**RECORDS FOR THE EXERCISE:**
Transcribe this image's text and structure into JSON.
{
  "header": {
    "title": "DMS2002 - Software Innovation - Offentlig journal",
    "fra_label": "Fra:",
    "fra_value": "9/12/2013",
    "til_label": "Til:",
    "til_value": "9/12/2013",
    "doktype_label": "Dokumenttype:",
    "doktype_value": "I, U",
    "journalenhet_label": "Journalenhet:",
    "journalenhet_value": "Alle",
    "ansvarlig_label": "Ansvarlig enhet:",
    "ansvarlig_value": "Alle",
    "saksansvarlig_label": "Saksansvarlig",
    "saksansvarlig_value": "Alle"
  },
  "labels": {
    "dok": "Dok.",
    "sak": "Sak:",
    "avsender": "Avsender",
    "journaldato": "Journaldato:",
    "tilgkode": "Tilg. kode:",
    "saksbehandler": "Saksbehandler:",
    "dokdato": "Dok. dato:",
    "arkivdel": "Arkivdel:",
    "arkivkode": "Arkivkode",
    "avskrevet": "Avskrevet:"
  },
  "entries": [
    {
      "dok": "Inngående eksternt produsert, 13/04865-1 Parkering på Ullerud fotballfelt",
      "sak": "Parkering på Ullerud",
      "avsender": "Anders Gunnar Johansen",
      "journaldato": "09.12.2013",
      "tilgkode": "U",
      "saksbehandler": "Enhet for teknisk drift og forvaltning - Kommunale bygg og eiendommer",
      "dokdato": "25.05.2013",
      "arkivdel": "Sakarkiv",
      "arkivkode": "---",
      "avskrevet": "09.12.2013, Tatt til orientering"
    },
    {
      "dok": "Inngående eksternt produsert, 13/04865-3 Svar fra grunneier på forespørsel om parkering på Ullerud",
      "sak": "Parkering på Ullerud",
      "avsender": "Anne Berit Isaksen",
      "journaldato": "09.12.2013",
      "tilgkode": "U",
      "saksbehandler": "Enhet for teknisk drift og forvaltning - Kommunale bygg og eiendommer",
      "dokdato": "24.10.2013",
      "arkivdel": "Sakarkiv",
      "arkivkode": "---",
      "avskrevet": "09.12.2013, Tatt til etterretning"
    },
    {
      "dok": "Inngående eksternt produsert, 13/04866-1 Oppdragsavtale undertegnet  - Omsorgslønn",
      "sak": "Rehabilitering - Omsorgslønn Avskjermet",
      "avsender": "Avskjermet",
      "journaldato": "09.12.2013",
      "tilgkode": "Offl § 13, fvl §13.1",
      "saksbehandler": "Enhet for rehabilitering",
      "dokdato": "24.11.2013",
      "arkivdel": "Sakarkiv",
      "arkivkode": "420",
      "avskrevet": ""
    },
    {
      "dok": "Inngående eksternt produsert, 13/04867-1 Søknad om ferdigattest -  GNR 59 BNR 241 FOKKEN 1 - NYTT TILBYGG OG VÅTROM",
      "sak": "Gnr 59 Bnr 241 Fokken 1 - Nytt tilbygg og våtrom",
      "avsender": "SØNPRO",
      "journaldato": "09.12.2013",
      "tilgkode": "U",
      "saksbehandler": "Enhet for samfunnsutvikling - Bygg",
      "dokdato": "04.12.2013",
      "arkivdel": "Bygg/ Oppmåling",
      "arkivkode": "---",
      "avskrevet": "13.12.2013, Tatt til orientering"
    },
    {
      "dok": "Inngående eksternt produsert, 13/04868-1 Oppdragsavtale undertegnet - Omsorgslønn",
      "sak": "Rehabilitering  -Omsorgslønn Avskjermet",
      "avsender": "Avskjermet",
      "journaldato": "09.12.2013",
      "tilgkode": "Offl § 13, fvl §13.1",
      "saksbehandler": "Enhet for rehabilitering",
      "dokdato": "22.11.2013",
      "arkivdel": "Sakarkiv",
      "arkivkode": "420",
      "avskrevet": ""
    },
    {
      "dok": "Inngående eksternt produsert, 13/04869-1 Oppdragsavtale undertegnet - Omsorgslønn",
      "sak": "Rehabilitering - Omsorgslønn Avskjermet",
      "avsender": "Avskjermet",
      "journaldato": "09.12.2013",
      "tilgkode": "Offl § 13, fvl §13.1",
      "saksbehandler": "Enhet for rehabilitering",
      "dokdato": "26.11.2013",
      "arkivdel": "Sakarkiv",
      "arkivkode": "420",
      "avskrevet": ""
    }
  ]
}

**AIM:** The records above must be output exactly, in full.

**EXERCISE ANSWER:**
Transcribe this image's text and structure into JSON.
{
  "header": {
    "title": "DMS2002 - Software Innovation - Offentlig journal",
    "fra_label": "Fra:",
    "fra_value": "9/12/2013",
    "til_label": "Til:",
    "til_value": "9/12/2013",
    "doktype_label": "Dokumenttype:",
    "doktype_value": "I, U",
    "journalenhet_label": "Journalenhet:",
    "journalenhet_value": "Alle",
    "ansvarlig_label": "Ansvarlig enhet:",
    "ansvarlig_value": "Alle",
    "saksansvarlig_label": "Saksansvarlig",
    "saksansvarlig_value": "Alle"
  },
  "labels": {
    "dok": "Dok.",
    "sak": "Sak:",
    "avsender": "Avsender",
    "journaldato": "Journaldato:",
    "tilgkode": "Tilg. kode:",
    "saksbehandler": "Saksbehandler:",
    "dokdato": "Dok. dato:",
    "arkivdel": "Arkivdel:",
    "arkivkode": "Arkivkode",
    "avskrevet": "Avskrevet:"
  },
  "entries": [
    {
      "dok": "Inngående eksternt produsert, 13/04865-1 Parkering på Ullerud fotballfelt",
      "sak": "Parkering på Ullerud",
      "avsender": "Anders Gunnar Johansen",
      "journaldato": "09.12.2013",
      "tilgkode": "U",
      "saksbehandler": "Enhet for teknisk drift og forvaltning - Kommunale bygg og eiendommer",
      "dokdato": "25.05.2013",
      "arkivdel": "Sakarkiv",
      "arkivkode": "---",
      "avskrevet": "09.12.2013, Tatt til orientering"
    },
    {
      "dok": "Inngående eksternt produsert, 13/04865-3 Svar fra grunneier på forespørsel om parkering på Ullerud",
      "sak": "Parkering på Ullerud",
      "avsender": "Anne Berit Isaksen",
      "journaldato": "09.12.2013",
      "tilgkode": "U",
      "saksbehandler": "Enhet for teknisk drift og forvaltning - Kommunale bygg og eiendommer",
      "dokdato": "24.10.2013",
      "arkivdel": "Sakarkiv",
      "arkivkode": "---",
      "avskrevet": "09.12.2013, Tatt til etterretning"
    },
    {
      "dok": "Inngående eksternt produsert, 13/04866-1 Oppdragsavtale undertegnet  - Omsorgslønn",
      "sak": "Rehabilitering - Omsorgslønn Avskjermet",
      "avsender": "Avskjermet",
      "journaldato": "09.12.2013",
      "tilgkode": "Offl § 13, fvl §13.1",
      "saksbehandler": "Enhet for rehabilitering",
      "dokdato": "24.11.2013",
      "arkivdel": "Sakarkiv",
      "arkivkode": "420",
      "avskrevet": ""
    },
    {
      "dok": "Inngående eksternt produsert, 13/04867-1 Søknad om ferdigattest -  GNR 59 BNR 241 FOKKEN 1 - NYTT TILBYGG OG VÅTROM",
      "sak": "Gnr 59 Bnr 241 Fokken 1 - Nytt tilbygg og våtrom",
      "avsender": "SØNPRO",
      "journaldato": "09.12.2013",
      "tilgkode": "U",
      "saksbehandler": "Enhet for samfunnsutvikling - Bygg",
      "dokdato": "04.12.2013",
      "arkivdel": "Bygg/ Oppmåling",
      "arkivkode": "---",
      "avskrevet": "13.12.2013, Tatt til orientering"
    },
    {
      "dok": "Inngående eksternt produsert, 13/04868-1 Oppdragsavtale undertegnet - Omsorgslønn",
      "sak": "Rehabilitering  -Omsorgslønn Avskjermet",
      "avsender": "Avskjermet",
      "journaldato": "09.12.2013",
      "tilgkode": "Offl § 13, fvl §13.1",
      "saksbehandler": "Enhet for rehabilitering",
      "dokdato": "22.11.2013",
      "arkivdel": "Sakarkiv",
      "arkivkode": "420",
      "avskrevet": ""
    },
    {
      "dok": "Inngående eksternt produsert, 13/04869-1 Oppdragsavtale undertegnet - Omsorgslønn",
      "sak": "Rehabilitering - Omsorgslønn Avskjermet",
      "avsender": "Avskjermet",
      "journaldato": "09.12.2013",
      "tilgkode": "Offl § 13, fvl §13.1",
      "saksbehandler": "Enhet for rehabilitering",
      "dokdato": "26.11.2013",
      "arkivdel": "Sakarkiv",
      "arkivkode": "420",
      "avskrevet": ""
    }
  ]
}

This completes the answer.